** BEGIN DATA SHOWN **

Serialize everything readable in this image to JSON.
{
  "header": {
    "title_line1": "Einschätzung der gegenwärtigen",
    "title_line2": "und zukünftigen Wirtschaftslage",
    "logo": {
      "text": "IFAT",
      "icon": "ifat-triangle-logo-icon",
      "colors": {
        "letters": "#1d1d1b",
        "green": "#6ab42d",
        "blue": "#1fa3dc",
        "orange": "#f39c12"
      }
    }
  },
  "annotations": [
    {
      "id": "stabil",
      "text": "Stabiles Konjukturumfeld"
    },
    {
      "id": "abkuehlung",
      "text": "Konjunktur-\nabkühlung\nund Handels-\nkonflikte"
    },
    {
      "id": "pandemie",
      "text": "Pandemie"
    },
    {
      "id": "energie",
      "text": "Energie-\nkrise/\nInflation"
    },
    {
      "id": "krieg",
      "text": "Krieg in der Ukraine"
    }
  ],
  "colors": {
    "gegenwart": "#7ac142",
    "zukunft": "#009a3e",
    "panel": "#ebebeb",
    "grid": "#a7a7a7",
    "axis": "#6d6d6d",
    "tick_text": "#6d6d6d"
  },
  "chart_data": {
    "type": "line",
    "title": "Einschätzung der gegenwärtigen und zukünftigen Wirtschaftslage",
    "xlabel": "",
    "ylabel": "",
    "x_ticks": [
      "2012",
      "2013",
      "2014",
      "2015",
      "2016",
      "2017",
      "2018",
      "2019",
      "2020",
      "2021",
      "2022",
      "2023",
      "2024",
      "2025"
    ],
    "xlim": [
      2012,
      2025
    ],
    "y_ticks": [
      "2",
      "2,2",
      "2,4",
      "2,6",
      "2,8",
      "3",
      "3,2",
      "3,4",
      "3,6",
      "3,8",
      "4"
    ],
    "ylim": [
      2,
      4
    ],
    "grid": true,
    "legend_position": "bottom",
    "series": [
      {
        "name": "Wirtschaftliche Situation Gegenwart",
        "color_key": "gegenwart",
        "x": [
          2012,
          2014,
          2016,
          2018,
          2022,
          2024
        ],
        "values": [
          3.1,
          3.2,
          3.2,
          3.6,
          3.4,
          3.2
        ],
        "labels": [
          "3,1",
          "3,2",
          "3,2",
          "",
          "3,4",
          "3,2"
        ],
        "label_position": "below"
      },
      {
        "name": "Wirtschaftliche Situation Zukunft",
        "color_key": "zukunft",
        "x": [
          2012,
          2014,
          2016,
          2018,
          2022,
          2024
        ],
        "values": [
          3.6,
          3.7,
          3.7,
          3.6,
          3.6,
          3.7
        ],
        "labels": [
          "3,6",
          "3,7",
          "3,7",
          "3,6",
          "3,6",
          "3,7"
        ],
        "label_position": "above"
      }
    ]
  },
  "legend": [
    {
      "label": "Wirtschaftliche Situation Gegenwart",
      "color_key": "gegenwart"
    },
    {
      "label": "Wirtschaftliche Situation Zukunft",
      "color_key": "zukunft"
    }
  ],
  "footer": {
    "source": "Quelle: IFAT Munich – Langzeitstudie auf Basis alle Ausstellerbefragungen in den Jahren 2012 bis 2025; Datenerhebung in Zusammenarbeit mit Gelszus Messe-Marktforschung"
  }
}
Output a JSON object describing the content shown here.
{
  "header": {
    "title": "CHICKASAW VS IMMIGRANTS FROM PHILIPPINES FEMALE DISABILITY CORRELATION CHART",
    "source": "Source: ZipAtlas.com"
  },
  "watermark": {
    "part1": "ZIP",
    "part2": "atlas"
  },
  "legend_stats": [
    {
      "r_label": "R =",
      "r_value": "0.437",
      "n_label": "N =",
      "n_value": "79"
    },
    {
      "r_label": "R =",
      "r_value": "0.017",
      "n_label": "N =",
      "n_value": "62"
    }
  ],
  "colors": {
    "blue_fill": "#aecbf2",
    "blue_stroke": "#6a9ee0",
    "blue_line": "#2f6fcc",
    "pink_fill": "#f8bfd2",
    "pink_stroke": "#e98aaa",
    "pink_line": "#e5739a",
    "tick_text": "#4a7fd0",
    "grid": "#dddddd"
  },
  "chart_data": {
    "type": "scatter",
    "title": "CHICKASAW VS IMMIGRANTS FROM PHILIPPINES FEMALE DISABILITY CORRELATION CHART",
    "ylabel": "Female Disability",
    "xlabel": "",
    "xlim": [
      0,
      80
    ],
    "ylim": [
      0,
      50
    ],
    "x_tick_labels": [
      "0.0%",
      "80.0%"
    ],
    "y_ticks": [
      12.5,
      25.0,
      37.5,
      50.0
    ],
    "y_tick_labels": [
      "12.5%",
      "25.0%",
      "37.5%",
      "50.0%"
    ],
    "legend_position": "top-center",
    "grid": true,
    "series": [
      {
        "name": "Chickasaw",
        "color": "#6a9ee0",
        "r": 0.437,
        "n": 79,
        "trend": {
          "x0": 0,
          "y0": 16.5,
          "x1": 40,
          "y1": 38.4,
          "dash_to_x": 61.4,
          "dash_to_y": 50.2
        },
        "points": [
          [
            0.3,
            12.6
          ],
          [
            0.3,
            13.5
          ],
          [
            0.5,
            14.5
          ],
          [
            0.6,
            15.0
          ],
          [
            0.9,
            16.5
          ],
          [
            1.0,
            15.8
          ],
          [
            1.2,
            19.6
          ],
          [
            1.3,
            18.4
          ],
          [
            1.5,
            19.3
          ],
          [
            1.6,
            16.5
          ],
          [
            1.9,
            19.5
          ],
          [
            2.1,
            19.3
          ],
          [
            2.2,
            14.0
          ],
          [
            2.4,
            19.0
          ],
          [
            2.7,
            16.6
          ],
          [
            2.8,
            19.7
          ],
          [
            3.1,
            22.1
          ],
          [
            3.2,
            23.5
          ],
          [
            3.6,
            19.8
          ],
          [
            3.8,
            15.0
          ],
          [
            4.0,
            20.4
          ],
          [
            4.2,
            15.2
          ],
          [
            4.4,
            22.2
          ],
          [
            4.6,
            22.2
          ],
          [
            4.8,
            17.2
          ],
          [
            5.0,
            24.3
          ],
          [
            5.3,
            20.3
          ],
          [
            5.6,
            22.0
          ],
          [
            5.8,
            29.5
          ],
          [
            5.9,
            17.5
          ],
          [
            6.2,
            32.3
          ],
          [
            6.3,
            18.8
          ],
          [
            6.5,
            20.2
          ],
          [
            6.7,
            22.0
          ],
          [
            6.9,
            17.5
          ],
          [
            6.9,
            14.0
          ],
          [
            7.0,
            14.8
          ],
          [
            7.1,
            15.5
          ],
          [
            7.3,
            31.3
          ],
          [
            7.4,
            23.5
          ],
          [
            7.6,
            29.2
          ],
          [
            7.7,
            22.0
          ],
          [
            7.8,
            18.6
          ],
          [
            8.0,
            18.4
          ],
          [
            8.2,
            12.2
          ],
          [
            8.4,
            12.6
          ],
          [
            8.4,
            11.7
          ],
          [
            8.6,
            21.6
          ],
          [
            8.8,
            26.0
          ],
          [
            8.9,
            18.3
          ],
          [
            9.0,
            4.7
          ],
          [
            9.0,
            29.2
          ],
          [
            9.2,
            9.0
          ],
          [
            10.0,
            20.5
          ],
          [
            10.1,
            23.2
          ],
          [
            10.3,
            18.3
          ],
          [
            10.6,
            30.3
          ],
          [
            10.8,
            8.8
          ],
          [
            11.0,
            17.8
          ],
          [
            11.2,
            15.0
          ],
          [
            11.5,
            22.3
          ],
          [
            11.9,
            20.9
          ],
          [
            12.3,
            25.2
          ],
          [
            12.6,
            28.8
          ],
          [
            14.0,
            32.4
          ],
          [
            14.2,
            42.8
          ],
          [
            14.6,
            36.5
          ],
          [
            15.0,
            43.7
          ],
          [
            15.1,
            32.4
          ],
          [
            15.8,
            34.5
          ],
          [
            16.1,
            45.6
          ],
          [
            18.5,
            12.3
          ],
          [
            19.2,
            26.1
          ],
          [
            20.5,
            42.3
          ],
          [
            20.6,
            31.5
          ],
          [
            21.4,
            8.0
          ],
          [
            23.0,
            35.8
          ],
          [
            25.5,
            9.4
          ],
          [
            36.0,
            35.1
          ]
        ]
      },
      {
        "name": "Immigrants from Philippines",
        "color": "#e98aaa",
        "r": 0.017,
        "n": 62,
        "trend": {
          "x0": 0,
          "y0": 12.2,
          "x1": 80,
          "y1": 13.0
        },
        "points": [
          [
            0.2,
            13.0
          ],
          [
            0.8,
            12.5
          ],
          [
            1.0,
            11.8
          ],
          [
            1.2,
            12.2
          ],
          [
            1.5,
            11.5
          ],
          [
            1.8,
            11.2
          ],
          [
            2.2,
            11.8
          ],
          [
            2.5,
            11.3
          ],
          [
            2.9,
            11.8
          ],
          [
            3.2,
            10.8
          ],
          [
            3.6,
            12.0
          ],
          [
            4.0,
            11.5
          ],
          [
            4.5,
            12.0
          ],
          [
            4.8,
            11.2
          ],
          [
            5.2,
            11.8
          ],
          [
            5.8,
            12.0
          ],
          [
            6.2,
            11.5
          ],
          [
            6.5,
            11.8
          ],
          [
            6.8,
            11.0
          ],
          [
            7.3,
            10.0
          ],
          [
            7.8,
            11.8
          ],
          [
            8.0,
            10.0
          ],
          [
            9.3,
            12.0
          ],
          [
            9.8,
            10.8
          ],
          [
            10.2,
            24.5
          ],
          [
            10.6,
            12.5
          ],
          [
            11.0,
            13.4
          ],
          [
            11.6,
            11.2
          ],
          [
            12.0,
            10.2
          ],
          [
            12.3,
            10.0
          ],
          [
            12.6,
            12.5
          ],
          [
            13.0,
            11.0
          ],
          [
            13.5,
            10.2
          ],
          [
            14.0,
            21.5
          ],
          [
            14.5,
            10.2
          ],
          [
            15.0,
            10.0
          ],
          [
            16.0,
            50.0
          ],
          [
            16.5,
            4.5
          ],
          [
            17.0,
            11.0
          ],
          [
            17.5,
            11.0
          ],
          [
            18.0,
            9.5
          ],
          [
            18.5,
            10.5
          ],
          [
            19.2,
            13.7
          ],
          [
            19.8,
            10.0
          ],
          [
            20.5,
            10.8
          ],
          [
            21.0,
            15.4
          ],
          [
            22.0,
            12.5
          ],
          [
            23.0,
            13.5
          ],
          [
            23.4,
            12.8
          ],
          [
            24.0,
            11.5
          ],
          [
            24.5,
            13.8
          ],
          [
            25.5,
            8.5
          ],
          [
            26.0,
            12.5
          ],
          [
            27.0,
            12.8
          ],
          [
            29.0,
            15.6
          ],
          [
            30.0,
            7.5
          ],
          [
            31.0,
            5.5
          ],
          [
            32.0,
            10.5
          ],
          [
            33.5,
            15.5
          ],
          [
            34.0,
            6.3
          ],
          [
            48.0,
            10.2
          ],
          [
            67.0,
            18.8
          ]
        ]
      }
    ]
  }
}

** END DATA SHOWN **

» REQUEST
Pull out each line of the listing that holds the string "Wirtschaftslage".

» COMPLETED EXERCISE
    "title_line2": "und zukünftigen Wirtschaftslage",
    "title": "Einschätzung der gegenwärtigen und zukünftigen Wirtschaftslage",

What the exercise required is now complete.